Stated goal> Output the material beneath exactly, leaving nothing out.

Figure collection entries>
------------------------------------

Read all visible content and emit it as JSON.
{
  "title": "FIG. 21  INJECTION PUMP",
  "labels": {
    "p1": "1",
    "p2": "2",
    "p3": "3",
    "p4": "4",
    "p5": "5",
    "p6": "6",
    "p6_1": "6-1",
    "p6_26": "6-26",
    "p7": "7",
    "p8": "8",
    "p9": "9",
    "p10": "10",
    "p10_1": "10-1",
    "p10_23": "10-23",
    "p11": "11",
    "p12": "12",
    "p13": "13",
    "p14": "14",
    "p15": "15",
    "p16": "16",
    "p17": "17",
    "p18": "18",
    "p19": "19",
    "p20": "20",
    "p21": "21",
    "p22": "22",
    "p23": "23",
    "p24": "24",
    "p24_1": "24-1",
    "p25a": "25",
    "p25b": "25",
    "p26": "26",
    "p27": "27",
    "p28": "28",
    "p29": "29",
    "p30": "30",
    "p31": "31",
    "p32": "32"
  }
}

------------------------------------

Exercise result>
Read all visible content and emit it as JSON.
{
  "title": "FIG. 21  INJECTION PUMP",
  "labels": {
    "p1": "1",
    "p2": "2",
    "p3": "3",
    "p4": "4",
    "p5": "5",
    "p6": "6",
    "p6_1": "6-1",
    "p6_26": "6-26",
    "p7": "7",
    "p8": "8",
    "p9": "9",
    "p10": "10",
    "p10_1": "10-1",
    "p10_23": "10-23",
    "p11": "11",
    "p12": "12",
    "p13": "13",
    "p14": "14",
    "p15": "15",
    "p16": "16",
    "p17": "17",
    "p18": "18",
    "p19": "19",
    "p20": "20",
    "p21": "21",
    "p22": "22",
    "p23": "23",
    "p24": "24",
    "p24_1": "24-1",
    "p25a": "25",
    "p25b": "25",
    "p26": "26",
    "p27": "27",
    "p28": "28",
    "p29": "29",
    "p30": "30",
    "p31": "31",
    "p32": "32"
  }
}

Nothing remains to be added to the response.